EXTRACTED TEXT:
#####

As previously announced, Affiliated Computer Services, Inc. (the Company or ACS) received
a letter dated March 1, 2006 from the Securities and Exchange Commission (the SEC) informing the
Company that the SEC had begun an informal investigation into stock option grants made by ACS from
October 1998 through March 2005. The Company is cooperating with the SEC in connection with its
investigation. In addition, ACS has also been named as a nominal defendant in three separate
shareholder derivative suits filed in State District Court in Dallas, Texas and in the Chancery
Court of Delaware (New Castle County). In each of those suits, certain ACS directors and a former
officer have also been named as defendants. The suits allege breach of fiduciary duties and unjust
enrichment related to certain stock option grants to certain officers during prior periods ranging
from 1996 through 2002. The Texas suits also allege breach of fiduciary duties and unjust
enrichment in connection with the Companys purchase of vested stock options from its former chief
executive officer in September 2005. ACS intends to vigorously defend the lawsuits.

#####

In the text about the SEC stock option investigation, what period of stock option grants did the SEC's informal investigation cover?

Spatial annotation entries
#####

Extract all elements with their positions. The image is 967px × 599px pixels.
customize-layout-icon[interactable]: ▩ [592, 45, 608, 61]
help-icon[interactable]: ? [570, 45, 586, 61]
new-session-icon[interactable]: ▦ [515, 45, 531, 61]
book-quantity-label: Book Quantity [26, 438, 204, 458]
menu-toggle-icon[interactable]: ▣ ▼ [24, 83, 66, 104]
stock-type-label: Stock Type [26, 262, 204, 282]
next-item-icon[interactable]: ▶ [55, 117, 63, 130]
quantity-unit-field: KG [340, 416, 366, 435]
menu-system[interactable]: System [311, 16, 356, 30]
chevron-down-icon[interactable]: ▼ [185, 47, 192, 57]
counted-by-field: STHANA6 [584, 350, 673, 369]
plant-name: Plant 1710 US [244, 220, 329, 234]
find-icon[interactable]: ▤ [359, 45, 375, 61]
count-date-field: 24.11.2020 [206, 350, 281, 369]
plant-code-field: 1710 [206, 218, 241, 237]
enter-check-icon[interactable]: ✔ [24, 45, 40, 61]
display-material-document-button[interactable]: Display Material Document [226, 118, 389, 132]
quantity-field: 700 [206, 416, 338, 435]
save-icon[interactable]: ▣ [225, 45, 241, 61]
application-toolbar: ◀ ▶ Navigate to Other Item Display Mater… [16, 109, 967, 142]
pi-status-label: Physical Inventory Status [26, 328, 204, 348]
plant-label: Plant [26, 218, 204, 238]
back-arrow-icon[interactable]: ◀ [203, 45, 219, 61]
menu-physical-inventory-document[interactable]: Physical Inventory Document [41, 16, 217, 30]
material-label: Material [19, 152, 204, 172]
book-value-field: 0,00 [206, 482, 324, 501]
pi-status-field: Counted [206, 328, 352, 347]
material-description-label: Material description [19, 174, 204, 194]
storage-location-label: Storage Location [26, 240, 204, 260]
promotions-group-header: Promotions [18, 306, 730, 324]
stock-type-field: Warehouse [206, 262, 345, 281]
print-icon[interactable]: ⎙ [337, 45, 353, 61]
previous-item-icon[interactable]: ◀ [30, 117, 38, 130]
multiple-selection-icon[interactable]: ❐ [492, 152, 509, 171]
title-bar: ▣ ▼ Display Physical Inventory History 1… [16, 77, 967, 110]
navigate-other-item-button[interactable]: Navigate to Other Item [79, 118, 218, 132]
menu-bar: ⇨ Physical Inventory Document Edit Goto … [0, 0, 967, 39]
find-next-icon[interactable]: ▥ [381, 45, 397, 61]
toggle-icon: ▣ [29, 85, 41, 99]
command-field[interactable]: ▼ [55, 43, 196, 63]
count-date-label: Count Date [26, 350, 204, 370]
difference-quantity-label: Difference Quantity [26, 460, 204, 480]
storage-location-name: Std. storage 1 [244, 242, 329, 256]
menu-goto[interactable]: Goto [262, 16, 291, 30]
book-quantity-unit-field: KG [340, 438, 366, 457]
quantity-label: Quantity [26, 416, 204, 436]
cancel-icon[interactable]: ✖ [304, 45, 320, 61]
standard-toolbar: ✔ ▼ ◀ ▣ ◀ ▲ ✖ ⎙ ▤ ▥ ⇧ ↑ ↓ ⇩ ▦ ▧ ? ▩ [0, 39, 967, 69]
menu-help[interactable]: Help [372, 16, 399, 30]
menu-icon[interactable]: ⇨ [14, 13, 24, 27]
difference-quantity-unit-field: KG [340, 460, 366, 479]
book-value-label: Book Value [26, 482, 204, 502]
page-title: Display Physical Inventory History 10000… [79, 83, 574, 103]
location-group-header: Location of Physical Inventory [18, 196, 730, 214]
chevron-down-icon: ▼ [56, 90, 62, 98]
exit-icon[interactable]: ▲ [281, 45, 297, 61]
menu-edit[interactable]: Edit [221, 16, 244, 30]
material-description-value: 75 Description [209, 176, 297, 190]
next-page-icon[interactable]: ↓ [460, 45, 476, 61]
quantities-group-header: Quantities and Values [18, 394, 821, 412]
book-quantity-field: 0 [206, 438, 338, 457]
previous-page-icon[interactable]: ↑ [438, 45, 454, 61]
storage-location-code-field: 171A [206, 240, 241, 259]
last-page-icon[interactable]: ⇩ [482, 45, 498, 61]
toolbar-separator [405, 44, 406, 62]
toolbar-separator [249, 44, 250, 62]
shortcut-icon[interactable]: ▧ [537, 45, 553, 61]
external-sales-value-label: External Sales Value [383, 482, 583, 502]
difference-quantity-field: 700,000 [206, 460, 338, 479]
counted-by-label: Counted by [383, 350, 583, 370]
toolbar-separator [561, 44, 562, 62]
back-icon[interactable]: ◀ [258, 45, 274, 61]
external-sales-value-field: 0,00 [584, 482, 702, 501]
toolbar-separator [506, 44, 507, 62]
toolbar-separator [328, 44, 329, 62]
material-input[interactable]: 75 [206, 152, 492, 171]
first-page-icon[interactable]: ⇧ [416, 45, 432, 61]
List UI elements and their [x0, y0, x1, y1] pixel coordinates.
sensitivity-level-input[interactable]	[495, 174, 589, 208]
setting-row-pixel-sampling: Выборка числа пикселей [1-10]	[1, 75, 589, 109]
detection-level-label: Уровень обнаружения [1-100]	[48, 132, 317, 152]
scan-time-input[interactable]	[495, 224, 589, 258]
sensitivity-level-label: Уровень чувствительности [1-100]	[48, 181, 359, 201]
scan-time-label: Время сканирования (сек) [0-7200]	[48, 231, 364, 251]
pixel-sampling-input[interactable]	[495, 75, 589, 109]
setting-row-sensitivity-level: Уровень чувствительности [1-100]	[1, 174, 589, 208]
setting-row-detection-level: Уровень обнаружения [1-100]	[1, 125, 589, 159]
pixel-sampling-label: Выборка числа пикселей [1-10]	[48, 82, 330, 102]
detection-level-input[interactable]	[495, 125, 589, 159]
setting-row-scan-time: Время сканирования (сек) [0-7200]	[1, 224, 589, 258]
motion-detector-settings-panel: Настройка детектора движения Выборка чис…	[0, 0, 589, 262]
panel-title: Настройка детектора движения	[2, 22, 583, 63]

#####

SOLUTION TO THIS EXERCISE:
The investigation covered stock option grants made by ACS from October 1998 through March 2005.